Task input
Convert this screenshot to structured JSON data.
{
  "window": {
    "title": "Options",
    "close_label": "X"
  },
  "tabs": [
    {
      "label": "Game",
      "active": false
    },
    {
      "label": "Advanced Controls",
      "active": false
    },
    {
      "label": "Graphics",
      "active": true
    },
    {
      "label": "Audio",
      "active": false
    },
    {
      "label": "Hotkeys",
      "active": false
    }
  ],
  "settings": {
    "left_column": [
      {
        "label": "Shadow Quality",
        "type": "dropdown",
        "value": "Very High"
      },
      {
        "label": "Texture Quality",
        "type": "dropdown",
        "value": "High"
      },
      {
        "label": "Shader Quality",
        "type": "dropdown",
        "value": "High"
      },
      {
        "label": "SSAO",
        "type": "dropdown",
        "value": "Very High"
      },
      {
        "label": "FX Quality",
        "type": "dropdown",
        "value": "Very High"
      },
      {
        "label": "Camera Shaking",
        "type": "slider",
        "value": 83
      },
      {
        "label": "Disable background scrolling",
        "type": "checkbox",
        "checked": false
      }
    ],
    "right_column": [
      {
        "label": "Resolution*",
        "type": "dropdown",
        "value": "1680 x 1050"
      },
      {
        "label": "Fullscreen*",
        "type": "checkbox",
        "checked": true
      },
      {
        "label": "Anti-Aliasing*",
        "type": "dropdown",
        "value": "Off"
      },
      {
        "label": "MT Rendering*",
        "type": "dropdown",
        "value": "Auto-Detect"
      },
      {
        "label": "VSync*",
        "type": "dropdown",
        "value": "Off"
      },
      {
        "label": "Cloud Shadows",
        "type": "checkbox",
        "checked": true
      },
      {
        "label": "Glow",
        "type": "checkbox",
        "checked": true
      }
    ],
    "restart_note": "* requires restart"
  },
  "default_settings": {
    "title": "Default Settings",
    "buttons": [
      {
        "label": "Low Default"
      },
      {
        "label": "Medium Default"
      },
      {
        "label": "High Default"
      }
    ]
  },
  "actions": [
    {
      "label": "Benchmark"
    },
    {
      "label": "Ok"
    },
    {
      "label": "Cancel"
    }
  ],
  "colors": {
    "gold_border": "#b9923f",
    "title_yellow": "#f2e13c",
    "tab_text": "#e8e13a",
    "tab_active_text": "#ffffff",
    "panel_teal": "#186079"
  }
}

Problem statement
From the first line to the last, please quote the material above exactly.

Solution to this exercise
Convert this screenshot to structured JSON data.
{
  "window": {
    "title": "Options",
    "close_label": "X"
  },
  "tabs": [
    {
      "label": "Game",
      "active": false
    },
    {
      "label": "Advanced Controls",
      "active": false
    },
    {
      "label": "Graphics",
      "active": true
    },
    {
      "label": "Audio",
      "active": false
    },
    {
      "label": "Hotkeys",
      "active": false
    }
  ],
  "settings": {
    "left_column": [
      {
        "label": "Shadow Quality",
        "type": "dropdown",
        "value": "Very High"
      },
      {
        "label": "Texture Quality",
        "type": "dropdown",
        "value": "High"
      },
      {
        "label": "Shader Quality",
        "type": "dropdown",
        "value": "High"
      },
      {
        "label": "SSAO",
        "type": "dropdown",
        "value": "Very High"
      },
      {
        "label": "FX Quality",
        "type": "dropdown",
        "value": "Very High"
      },
      {
        "label": "Camera Shaking",
        "type": "slider",
        "value": 83
      },
      {
        "label": "Disable background scrolling",
        "type": "checkbox",
        "checked": false
      }
    ],
    "right_column": [
      {
        "label": "Resolution*",
        "type": "dropdown",
        "value": "1680 x 1050"
      },
      {
        "label": "Fullscreen*",
        "type": "checkbox",
        "checked": true
      },
      {
        "label": "Anti-Aliasing*",
        "type": "dropdown",
        "value": "Off"
      },
      {
        "label": "MT Rendering*",
        "type": "dropdown",
        "value": "Auto-Detect"
      },
      {
        "label": "VSync*",
        "type": "dropdown",
        "value": "Off"
      },
      {
        "label": "Cloud Shadows",
        "type": "checkbox",
        "checked": true
      },
      {
        "label": "Glow",
        "type": "checkbox",
        "checked": true
      }
    ],
    "restart_note": "* requires restart"
  },
  "default_settings": {
    "title": "Default Settings",
    "buttons": [
      {
        "label": "Low Default"
      },
      {
        "label": "Medium Default"
      },
      {
        "label": "High Default"
      }
    ]
  },
  "actions": [
    {
      "label": "Benchmark"
    },
    {
      "label": "Ok"
    },
    {
      "label": "Cancel"
    }
  ],
  "colors": {
    "gold_border": "#b9923f",
    "title_yellow": "#f2e13c",
    "tab_text": "#e8e13a",
    "tab_active_text": "#ffffff",
    "panel_teal": "#186079"
  }
}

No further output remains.